(Dataset items)
-- Begin --

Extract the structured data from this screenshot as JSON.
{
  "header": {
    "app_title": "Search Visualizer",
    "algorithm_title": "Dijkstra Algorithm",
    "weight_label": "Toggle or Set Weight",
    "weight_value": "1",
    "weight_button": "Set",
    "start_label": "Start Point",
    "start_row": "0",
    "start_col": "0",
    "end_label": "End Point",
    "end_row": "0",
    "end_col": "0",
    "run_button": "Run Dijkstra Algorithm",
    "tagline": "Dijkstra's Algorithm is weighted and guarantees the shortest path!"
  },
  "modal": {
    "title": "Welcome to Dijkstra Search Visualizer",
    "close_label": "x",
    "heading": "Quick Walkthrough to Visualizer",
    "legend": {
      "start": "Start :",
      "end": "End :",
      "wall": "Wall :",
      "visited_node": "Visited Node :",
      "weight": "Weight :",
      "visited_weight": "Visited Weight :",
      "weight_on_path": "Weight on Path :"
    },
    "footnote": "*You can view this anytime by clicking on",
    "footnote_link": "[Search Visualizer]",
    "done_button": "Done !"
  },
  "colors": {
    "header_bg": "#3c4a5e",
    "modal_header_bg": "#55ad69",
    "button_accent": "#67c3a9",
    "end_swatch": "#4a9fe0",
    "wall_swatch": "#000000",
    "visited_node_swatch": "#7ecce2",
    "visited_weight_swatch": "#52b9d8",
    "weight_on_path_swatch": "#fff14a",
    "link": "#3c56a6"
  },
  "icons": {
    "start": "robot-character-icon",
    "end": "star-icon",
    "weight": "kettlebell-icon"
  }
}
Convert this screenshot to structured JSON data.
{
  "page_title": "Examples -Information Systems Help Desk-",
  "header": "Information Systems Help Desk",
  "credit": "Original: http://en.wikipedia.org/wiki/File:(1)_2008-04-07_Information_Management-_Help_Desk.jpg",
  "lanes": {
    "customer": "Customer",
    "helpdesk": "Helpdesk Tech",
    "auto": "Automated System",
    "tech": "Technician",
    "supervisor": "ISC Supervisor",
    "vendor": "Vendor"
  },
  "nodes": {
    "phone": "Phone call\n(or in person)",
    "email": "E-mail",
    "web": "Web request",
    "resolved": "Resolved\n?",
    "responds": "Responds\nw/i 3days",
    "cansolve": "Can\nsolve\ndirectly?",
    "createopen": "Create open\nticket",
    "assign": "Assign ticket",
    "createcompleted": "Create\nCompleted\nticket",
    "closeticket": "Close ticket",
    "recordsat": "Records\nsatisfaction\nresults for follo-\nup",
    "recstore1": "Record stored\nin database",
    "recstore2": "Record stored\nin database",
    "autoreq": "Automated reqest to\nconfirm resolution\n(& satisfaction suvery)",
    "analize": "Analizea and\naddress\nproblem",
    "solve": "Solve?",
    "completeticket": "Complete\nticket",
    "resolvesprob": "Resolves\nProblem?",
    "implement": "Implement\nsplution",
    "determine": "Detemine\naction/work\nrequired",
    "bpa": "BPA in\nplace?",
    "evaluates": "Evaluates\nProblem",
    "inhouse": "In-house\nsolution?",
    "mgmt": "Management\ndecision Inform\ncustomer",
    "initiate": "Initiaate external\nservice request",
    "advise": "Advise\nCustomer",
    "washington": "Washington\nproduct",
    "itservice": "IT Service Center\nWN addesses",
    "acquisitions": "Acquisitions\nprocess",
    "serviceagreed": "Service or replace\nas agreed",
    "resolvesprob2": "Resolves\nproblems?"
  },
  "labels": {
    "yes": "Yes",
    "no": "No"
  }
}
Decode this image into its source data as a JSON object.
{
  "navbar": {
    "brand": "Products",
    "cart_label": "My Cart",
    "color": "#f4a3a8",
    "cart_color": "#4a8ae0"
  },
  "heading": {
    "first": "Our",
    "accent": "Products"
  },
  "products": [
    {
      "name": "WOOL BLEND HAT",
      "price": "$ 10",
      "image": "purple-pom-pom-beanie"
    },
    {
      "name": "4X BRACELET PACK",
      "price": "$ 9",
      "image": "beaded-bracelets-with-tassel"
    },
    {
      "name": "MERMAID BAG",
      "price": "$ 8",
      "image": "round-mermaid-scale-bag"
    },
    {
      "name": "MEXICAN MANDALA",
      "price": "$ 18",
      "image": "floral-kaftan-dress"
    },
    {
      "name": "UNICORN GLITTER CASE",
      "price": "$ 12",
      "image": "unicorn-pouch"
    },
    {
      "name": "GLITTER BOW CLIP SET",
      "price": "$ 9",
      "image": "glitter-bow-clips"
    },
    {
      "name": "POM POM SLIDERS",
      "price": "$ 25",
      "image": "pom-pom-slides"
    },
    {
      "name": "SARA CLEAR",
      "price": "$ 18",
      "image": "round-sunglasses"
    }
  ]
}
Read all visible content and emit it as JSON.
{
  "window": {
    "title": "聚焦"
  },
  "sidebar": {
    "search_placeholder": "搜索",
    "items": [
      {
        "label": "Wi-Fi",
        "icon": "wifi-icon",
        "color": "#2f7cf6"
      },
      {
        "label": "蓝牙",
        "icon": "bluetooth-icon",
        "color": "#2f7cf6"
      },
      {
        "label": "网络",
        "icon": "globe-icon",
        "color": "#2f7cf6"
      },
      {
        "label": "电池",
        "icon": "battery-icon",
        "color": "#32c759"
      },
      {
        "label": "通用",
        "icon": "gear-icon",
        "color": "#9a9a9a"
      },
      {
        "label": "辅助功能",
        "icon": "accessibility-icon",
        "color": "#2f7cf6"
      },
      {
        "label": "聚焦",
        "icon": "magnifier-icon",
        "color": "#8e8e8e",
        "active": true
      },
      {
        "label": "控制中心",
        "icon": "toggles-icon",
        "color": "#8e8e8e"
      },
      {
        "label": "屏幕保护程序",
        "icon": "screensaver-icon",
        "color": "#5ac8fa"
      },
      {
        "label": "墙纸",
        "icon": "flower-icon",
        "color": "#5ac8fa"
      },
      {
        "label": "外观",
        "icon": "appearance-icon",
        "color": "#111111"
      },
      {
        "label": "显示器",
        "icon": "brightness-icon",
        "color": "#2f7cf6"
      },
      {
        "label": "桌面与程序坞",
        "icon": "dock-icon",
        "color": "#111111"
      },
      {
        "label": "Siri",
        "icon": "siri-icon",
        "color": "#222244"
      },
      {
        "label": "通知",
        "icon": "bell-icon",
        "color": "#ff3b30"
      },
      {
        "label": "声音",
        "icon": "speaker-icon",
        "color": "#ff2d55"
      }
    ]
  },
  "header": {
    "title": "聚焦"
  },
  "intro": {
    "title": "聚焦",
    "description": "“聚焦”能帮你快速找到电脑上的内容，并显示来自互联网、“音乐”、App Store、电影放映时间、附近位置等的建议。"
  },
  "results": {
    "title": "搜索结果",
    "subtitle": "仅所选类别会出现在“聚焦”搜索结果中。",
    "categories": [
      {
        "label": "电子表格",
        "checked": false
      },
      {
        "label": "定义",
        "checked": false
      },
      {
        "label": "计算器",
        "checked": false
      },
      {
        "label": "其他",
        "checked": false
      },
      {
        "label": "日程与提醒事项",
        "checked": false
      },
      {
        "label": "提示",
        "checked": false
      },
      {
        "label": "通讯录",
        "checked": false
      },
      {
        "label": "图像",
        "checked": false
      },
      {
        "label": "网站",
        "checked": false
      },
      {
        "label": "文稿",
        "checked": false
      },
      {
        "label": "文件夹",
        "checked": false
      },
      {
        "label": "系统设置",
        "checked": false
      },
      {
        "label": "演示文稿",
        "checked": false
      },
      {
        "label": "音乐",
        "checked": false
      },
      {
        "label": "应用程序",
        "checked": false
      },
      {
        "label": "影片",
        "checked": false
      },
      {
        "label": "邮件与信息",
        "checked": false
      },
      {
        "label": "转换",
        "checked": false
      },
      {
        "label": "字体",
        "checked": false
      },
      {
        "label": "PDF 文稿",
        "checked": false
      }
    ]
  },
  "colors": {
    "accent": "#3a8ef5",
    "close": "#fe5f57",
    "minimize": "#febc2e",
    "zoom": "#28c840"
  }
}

-- End --

= WHAT YOU WILL DO =
Copy every line above in which the string "structured" shows up.

= ANSWER IN FULL =
Extract the structured data from this screenshot as JSON.
Convert this screenshot to structured JSON data.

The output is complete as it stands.